* Supplied records
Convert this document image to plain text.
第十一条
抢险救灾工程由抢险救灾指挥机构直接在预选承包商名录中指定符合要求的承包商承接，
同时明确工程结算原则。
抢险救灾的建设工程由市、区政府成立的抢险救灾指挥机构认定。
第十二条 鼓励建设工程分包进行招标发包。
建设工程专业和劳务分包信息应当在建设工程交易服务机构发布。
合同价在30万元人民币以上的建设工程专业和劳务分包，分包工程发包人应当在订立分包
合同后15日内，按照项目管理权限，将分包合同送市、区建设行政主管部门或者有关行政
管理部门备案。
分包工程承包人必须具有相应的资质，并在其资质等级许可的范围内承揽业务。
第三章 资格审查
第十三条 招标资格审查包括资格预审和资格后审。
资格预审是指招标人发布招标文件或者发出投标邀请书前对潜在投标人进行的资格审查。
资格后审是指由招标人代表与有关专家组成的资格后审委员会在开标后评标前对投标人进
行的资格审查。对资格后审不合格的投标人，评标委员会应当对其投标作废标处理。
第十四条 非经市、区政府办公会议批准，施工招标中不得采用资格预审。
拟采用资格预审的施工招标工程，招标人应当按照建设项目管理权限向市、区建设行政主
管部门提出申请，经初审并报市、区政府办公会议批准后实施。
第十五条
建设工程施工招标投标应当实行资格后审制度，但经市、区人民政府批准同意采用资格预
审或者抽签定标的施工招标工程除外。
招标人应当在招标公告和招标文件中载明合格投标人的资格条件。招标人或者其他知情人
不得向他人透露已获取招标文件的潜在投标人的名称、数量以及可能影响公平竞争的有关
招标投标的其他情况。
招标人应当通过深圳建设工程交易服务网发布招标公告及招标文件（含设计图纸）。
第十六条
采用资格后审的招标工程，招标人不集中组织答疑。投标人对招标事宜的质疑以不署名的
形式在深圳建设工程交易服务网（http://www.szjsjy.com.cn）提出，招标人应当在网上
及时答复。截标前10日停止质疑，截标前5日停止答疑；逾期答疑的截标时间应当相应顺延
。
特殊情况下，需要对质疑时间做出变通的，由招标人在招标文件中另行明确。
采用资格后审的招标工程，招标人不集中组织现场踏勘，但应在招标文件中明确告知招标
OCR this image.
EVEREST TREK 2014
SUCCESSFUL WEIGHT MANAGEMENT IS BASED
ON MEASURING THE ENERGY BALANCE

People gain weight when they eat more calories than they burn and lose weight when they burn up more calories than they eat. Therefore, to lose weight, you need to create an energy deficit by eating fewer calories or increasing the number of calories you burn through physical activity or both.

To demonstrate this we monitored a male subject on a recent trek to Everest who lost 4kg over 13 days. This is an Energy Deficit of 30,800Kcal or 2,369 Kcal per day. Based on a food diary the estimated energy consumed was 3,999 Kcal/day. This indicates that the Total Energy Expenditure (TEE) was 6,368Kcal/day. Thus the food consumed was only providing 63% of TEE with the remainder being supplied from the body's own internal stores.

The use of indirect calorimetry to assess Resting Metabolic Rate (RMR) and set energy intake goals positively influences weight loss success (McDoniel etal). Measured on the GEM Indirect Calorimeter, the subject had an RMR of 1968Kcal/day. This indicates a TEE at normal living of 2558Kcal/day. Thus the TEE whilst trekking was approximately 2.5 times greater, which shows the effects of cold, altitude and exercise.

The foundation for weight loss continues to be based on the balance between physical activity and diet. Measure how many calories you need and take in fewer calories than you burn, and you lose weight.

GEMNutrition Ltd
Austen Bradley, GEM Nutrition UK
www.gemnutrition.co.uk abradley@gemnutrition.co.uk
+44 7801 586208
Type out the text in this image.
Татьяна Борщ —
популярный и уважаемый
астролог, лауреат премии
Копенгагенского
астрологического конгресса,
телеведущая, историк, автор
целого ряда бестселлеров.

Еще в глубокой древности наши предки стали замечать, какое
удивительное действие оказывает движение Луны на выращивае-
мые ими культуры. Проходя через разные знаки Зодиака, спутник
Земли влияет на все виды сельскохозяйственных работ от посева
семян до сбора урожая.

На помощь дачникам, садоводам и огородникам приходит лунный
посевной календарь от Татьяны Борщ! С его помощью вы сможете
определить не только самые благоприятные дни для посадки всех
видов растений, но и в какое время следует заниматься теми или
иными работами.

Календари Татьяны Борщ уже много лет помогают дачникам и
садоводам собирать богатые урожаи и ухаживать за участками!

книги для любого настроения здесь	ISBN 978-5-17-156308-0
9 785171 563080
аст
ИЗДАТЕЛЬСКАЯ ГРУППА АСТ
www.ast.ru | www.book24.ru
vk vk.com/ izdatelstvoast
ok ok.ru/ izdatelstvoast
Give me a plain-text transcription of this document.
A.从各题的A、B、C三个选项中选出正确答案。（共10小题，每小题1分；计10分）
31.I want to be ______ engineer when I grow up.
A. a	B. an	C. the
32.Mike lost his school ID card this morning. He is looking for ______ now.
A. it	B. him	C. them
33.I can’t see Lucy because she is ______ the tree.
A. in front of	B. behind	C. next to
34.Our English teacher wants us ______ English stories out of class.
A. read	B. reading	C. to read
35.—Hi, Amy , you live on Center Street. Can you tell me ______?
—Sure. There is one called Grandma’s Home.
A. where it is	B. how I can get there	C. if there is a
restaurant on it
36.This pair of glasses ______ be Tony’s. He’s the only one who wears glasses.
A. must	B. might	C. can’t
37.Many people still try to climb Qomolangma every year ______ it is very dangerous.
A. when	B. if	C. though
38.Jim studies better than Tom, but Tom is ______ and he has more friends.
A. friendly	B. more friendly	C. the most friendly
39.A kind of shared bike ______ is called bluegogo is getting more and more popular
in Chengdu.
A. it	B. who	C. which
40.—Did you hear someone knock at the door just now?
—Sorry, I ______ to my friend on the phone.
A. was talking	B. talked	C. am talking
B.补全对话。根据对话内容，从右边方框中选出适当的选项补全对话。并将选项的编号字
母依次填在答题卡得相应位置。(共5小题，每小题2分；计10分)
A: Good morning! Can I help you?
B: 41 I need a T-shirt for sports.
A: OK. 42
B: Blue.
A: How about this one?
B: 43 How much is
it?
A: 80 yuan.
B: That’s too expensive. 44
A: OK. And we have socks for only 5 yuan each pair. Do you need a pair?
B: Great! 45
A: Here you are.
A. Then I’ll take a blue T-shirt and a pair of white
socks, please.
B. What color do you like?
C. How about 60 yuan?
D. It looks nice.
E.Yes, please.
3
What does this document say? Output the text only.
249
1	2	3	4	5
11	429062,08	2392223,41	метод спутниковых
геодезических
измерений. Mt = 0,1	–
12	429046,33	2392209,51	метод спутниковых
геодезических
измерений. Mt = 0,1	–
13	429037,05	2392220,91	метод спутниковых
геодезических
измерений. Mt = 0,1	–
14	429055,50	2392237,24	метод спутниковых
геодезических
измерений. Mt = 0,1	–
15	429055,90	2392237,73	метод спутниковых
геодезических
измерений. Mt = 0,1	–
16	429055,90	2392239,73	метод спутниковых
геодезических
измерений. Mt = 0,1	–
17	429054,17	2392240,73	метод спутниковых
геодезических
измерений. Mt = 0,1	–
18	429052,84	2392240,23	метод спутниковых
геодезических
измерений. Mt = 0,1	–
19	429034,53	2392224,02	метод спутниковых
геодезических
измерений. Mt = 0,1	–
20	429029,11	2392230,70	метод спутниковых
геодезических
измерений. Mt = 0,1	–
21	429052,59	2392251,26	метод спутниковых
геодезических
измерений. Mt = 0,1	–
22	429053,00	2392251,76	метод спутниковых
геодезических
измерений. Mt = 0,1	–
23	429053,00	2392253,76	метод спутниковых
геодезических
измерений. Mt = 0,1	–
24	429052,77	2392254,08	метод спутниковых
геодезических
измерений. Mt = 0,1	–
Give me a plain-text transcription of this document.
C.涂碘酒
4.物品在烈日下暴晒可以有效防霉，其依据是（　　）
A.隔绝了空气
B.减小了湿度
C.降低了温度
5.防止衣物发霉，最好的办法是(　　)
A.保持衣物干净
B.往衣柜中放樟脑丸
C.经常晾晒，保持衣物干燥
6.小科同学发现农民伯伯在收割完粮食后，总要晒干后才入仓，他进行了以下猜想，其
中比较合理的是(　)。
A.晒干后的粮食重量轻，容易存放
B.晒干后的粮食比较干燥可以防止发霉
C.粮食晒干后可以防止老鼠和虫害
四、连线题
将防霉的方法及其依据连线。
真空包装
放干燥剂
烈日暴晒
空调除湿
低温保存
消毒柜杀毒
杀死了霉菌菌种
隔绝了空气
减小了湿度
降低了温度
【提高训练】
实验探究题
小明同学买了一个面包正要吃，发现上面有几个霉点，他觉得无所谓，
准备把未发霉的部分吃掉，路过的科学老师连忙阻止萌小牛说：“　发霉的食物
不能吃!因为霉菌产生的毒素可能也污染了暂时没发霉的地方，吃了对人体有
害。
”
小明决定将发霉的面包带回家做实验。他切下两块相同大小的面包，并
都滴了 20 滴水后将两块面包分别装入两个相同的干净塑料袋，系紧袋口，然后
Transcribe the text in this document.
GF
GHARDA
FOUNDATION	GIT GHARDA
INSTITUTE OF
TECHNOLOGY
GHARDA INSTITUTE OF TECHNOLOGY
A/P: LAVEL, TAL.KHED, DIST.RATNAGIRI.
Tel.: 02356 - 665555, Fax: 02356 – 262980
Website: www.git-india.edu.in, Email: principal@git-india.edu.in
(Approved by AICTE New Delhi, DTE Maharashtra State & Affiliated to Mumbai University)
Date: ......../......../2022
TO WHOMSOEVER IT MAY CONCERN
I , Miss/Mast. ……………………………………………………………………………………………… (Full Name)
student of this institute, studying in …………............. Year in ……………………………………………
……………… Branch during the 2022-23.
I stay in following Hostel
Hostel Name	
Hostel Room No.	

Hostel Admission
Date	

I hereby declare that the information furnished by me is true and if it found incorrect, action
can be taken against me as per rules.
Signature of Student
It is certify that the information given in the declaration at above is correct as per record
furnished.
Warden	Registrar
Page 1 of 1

* Written instruction
Identify the lines of the data that contain the word "loss". Copy each of them.

* Exercise result
The use of indirect calorimetry to assess Resting Metabolic Rate (RMR) and set energy intake goals positively influences weight loss success (McDoniel etal). Measured on the GEM Indirect Calorimeter, the subject had an RMR of 1968Kcal/day. This indicates a TEE at normal living of 2558Kcal/day. Thus the TEE whilst trekking was approximately 2.5 times greater, which shows the effects of cold, altitude and exercise.
The foundation for weight loss continues to be based on the balance between physical activity and diet. Measure how many calories you need and take in fewer calories than you burn, and you lose weight.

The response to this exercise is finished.